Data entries
◆ ◆ ◆ ◆

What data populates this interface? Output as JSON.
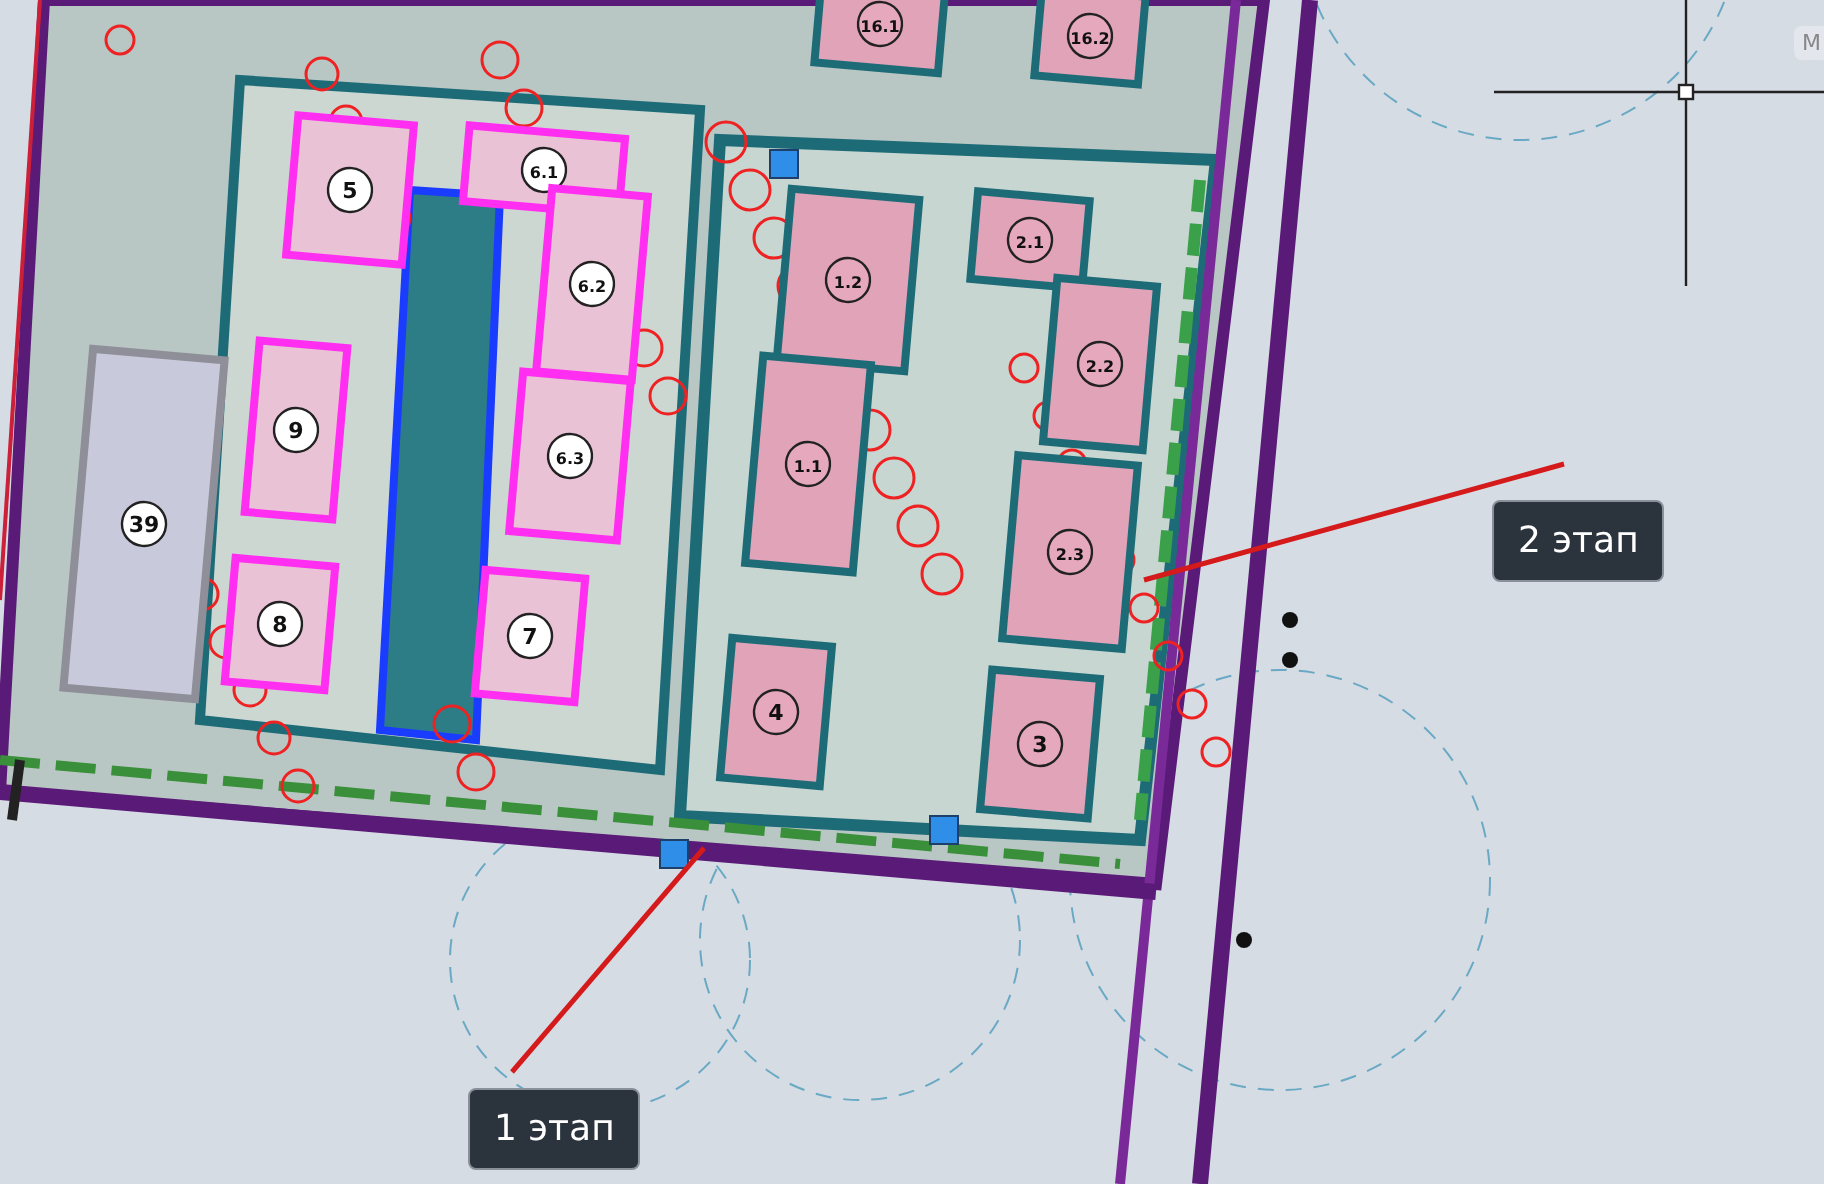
{
  "drawing": {
    "buildings": [
      {
        "label": "5"
      },
      {
        "label": "6.1"
      },
      {
        "label": "6.2"
      },
      {
        "label": "6.3"
      },
      {
        "label": "9"
      },
      {
        "label": "8"
      },
      {
        "label": "7"
      },
      {
        "label": "39"
      },
      {
        "label": "1.2"
      },
      {
        "label": "1.1"
      },
      {
        "label": "2.1"
      },
      {
        "label": "2.2"
      },
      {
        "label": "2.3"
      },
      {
        "label": "4"
      },
      {
        "label": "3"
      },
      {
        "label": "16.1"
      },
      {
        "label": "16.2"
      }
    ]
  },
  "callouts": [
    {
      "label": "2 этап"
    },
    {
      "label": "1 этап"
    }
  ],
  "tooltip": {
    "text": "M"
  }
}
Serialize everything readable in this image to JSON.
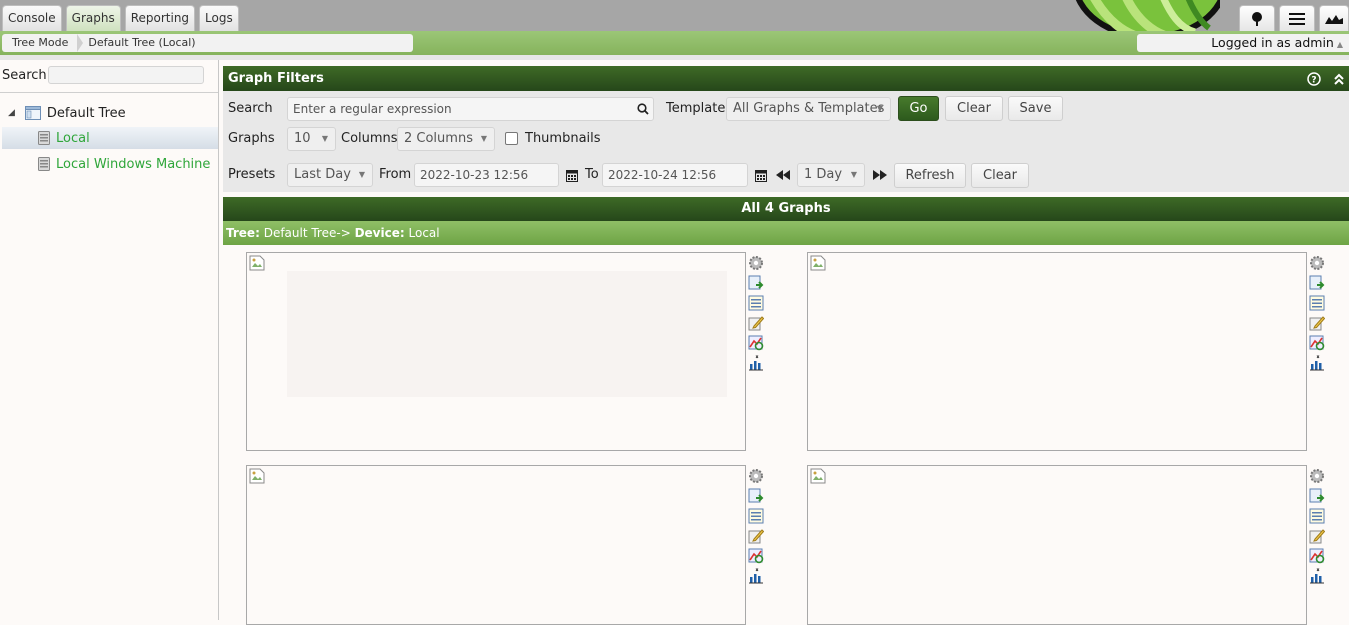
{
  "tabs": [
    {
      "label": "Console"
    },
    {
      "label": "Graphs"
    },
    {
      "label": "Reporting"
    },
    {
      "label": "Logs"
    }
  ],
  "breadcrumb": {
    "items": [
      "Tree Mode",
      "Default Tree (Local)"
    ]
  },
  "login": {
    "text": "Logged in as admin"
  },
  "tree": {
    "search_label": "Search",
    "root": "Default Tree",
    "nodes": [
      "Local",
      "Local Windows Machine"
    ]
  },
  "filters": {
    "title": "Graph Filters",
    "search_label": "Search",
    "search_placeholder": "Enter a regular expression",
    "template_label": "Template",
    "template_value": "All Graphs & Templates",
    "go": "Go",
    "clear": "Clear",
    "save": "Save",
    "graphs_label": "Graphs",
    "graphs_value": "10",
    "columns_label": "Columns",
    "columns_value": "2 Columns",
    "thumbnails_label": "Thumbnails",
    "presets_label": "Presets",
    "presets_value": "Last Day",
    "from_label": "From",
    "from_value": "2022-10-23 12:56",
    "to_label": "To",
    "to_value": "2022-10-24 12:56",
    "span_value": "1 Day",
    "refresh": "Refresh",
    "clear2": "Clear"
  },
  "graph_list": {
    "header": "All 4 Graphs",
    "tree_label": "Tree:",
    "tree_value": "Default Tree->",
    "device_label": "Device:",
    "device_value": "Local"
  },
  "colors": {
    "dark_green": "#2d5a1d",
    "light_green": "#86b35c",
    "node_green": "#2fa63a"
  }
}
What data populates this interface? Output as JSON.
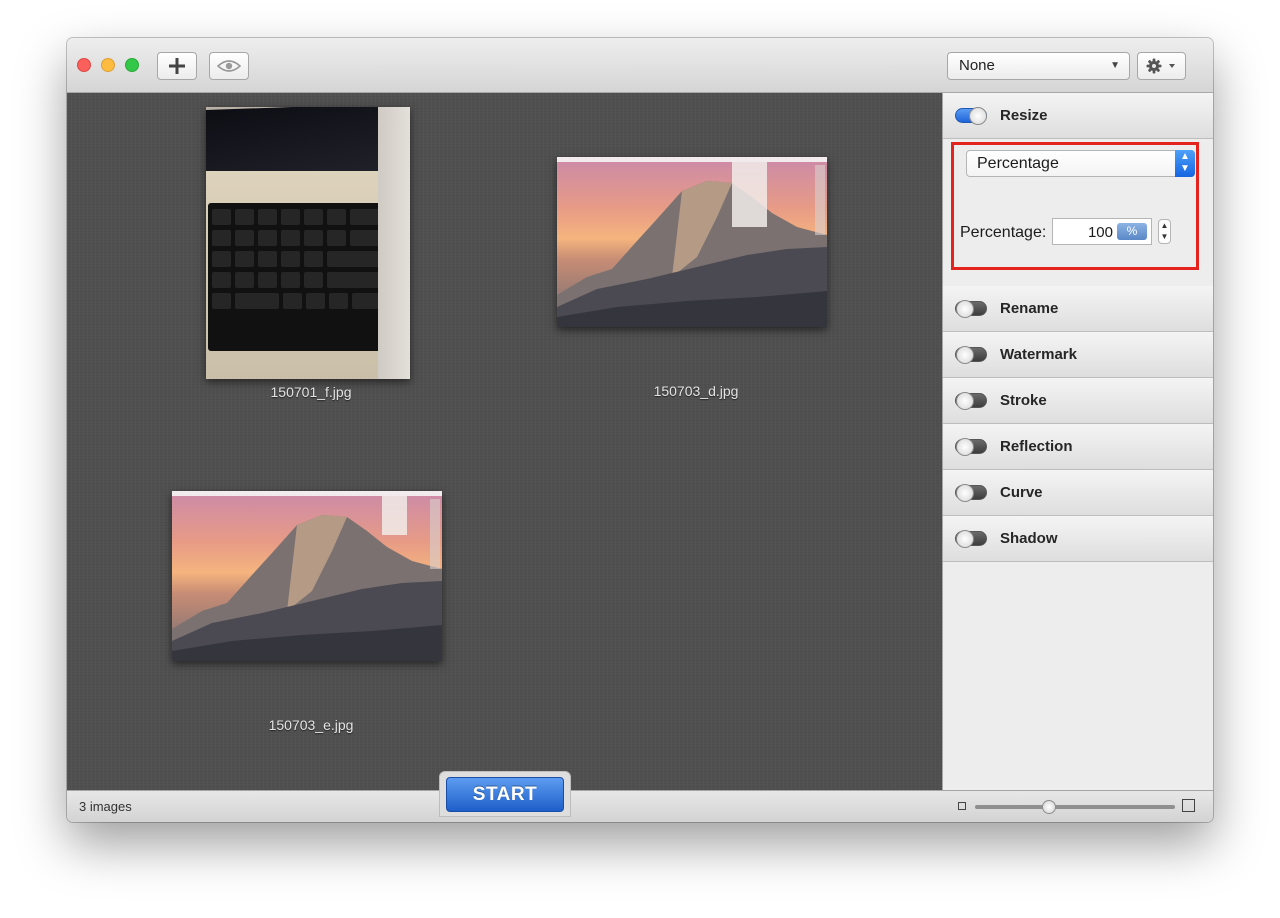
{
  "toolbar": {
    "add_button_icon": "plus-icon",
    "preview_button_icon": "eye-icon",
    "preset_select_value": "None",
    "settings_button_icon": "gear-icon"
  },
  "images": [
    {
      "name": "150701_f.jpg",
      "kind": "laptop-photo"
    },
    {
      "name": "150703_d.jpg",
      "kind": "yosemite-screenshot"
    },
    {
      "name": "150703_e.jpg",
      "kind": "yosemite-screenshot"
    }
  ],
  "panel": {
    "resize": {
      "label": "Resize",
      "enabled": true,
      "mode_value": "Percentage",
      "percentage_label": "Percentage:",
      "percentage_value": "100",
      "unit": "%"
    },
    "sections": [
      {
        "label": "Rename",
        "enabled": false
      },
      {
        "label": "Watermark",
        "enabled": false
      },
      {
        "label": "Stroke",
        "enabled": false
      },
      {
        "label": "Reflection",
        "enabled": false
      },
      {
        "label": "Curve",
        "enabled": false
      },
      {
        "label": "Shadow",
        "enabled": false
      }
    ]
  },
  "footer": {
    "count_text": "3 images",
    "start_label": "START",
    "zoom_level": 0.37
  },
  "colors": {
    "highlight_border": "#e4231f",
    "accent_blue": "#1f65d8"
  }
}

◆ ◆ ◆ ◆

_Task directions:_ Leave out the pictures and retype every line above exactly.

_Task response:_
What data populates this interface? Output as JSON.
{
  "drawing": {
    "buildings": [
      {
        "label": "5"
      },
      {
        "label": "6.1"
      },
      {
        "label": "6.2"
      },
      {
        "label": "6.3"
      },
      {
        "label": "9"
      },
      {
        "label": "8"
      },
      {
        "label": "7"
      },
      {
        "label": "39"
      },
      {
        "label": "1.2"
      },
      {
        "label": "1.1"
      },
      {
        "label": "2.1"
      },
      {
        "label": "2.2"
      },
      {
        "label": "2.3"
      },
      {
        "label": "4"
      },
      {
        "label": "3"
      },
      {
        "label": "16.1"
      },
      {
        "label": "16.2"
      }
    ]
  },
  "callouts": [
    {
      "label": "2 этап"
    },
    {
      "label": "1 этап"
    }
  ],
  "tooltip": {
    "text": "M"
  }
}
Serialize everything readable in this image to JSON.
{
  "tabs": [
    {
      "label": "Console"
    },
    {
      "label": "Graphs"
    },
    {
      "label": "Reporting"
    },
    {
      "label": "Logs"
    }
  ],
  "breadcrumb": {
    "items": [
      "Tree Mode",
      "Default Tree (Local)"
    ]
  },
  "login": {
    "text": "Logged in as admin"
  },
  "tree": {
    "search_label": "Search",
    "root": "Default Tree",
    "nodes": [
      "Local",
      "Local Windows Machine"
    ]
  },
  "filters": {
    "title": "Graph Filters",
    "search_label": "Search",
    "search_placeholder": "Enter a regular expression",
    "template_label": "Template",
    "template_value": "All Graphs & Templates",
    "go": "Go",
    "clear": "Clear",
    "save": "Save",
    "graphs_label": "Graphs",
    "graphs_value": "10",
    "columns_label": "Columns",
    "columns_value": "2 Columns",
    "thumbnails_label": "Thumbnails",
    "presets_label": "Presets",
    "presets_value": "Last Day",
    "from_label": "From",
    "from_value": "2022-10-23 12:56",
    "to_label": "To",
    "to_value": "2022-10-24 12:56",
    "span_value": "1 Day",
    "refresh": "Refresh",
    "clear2": "Clear"
  },
  "graph_list": {
    "header": "All 4 Graphs",
    "tree_label": "Tree:",
    "tree_value": "Default Tree->",
    "device_label": "Device:",
    "device_value": "Local"
  },
  "colors": {
    "dark_green": "#2d5a1d",
    "light_green": "#86b35c",
    "node_green": "#2fa63a"
  }
}
What data populates this interface? Output as JSON.
{
  "toolbar": {
    "add_button_icon": "plus-icon",
    "preview_button_icon": "eye-icon",
    "preset_select_value": "None",
    "settings_button_icon": "gear-icon"
  },
  "images": [
    {
      "name": "150701_f.jpg",
      "kind": "laptop-photo"
    },
    {
      "name": "150703_d.jpg",
      "kind": "yosemite-screenshot"
    },
    {
      "name": "150703_e.jpg",
      "kind": "yosemite-screenshot"
    }
  ],
  "panel": {
    "resize": {
      "label": "Resize",
      "enabled": true,
      "mode_value": "Percentage",
      "percentage_label": "Percentage:",
      "percentage_value": "100",
      "unit": "%"
    },
    "sections": [
      {
        "label": "Rename",
        "enabled": false
      },
      {
        "label": "Watermark",
        "enabled": false
      },
      {
        "label": "Stroke",
        "enabled": false
      },
      {
        "label": "Reflection",
        "enabled": false
      },
      {
        "label": "Curve",
        "enabled": false
      },
      {
        "label": "Shadow",
        "enabled": false
      }
    ]
  },
  "footer": {
    "count_text": "3 images",
    "start_label": "START",
    "zoom_level": 0.37
  },
  "colors": {
    "highlight_border": "#e4231f",
    "accent_blue": "#1f65d8"
  }
}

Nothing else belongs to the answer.